- Work required
Wherever "coppa" appears in a line, copy that line.

------------------------------------------------

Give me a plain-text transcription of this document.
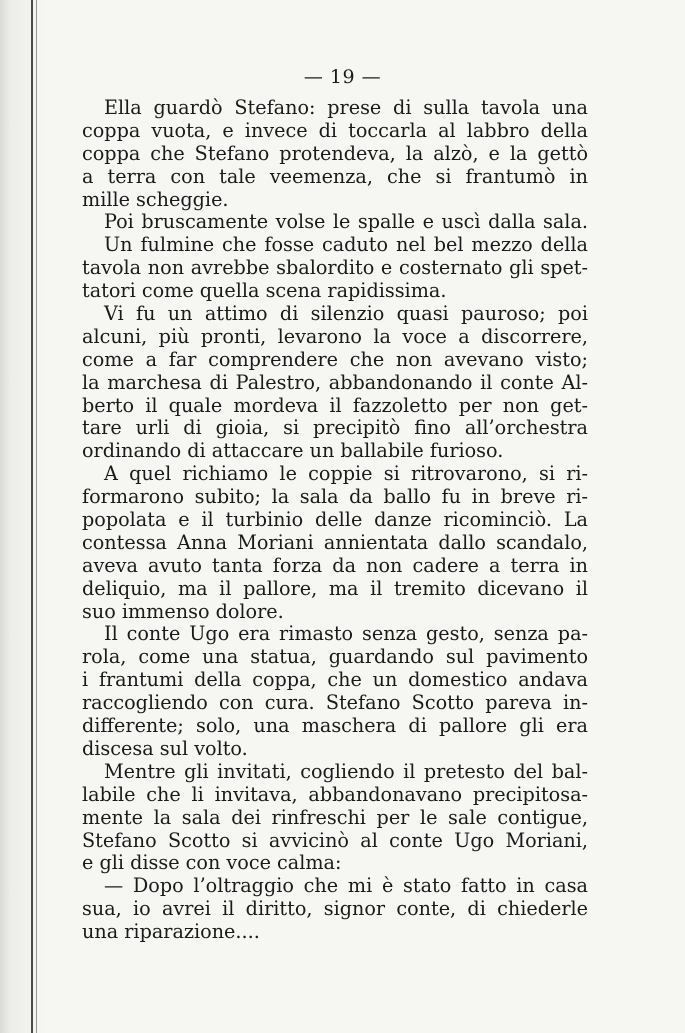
— 19 —
Ella guardò Stefano: prese di sulla tavola una
coppa vuota, e invece di toccarla al labbro della
coppa che Stefano protendeva, la alzò, e la gettò
a terra con tale veemenza, che si frantumò in
mille scheggie.
Poi bruscamente volse le spalle e uscì dalla sala.
Un fulmine che fosse caduto nel bel mezzo della
tavola non avrebbe sbalordito e costernato gli spet-
tatori come quella scena rapidissima.
Vi fu un attimo di silenzio quasi pauroso; poi
alcuni, più pronti, levarono la voce a discorrere,
come a far comprendere che non avevano visto;
la marchesa di Palestro, abbandonando il conte Al-
berto il quale mordeva il fazzoletto per non get-
tare urli di gioia, si precipitò fino all’orchestra
ordinando di attaccare un ballabile furioso.
A quel richiamo le coppie si ritrovarono, si ri-
formarono subito; la sala da ballo fu in breve ri-
popolata e il turbinio delle danze ricominciò. La
contessa Anna Moriani annientata dallo scandalo,
aveva avuto tanta forza da non cadere a terra in
deliquio, ma il pallore, ma il tremito dicevano il
suo immenso dolore.
Il conte Ugo era rimasto senza gesto, senza pa-
rola, come una statua, guardando sul pavimento
i frantumi della coppa, che un domestico andava
raccogliendo con cura. Stefano Scotto pareva in-
differente; solo, una maschera di pallore gli era
discesa sul volto.
Mentre gli invitati, cogliendo il pretesto del bal-
labile che li invitava, abbandonavano precipitosa-
mente la sala dei rinfreschi per le sale contigue,
Stefano Scotto si avvicinò al conte Ugo Moriani,
e gli disse con voce calma:
— Dopo l’oltraggio che mi è stato fatto in casa
sua, io avrei il diritto, signor conte, di chiederle
una riparazione....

------------------------------------------------

- Reply to the exercise
coppa vuota, e invece di toccarla al labbro della
coppa che Stefano protendeva, la alzò, e la gettò
i frantumi della coppa, che un domestico andava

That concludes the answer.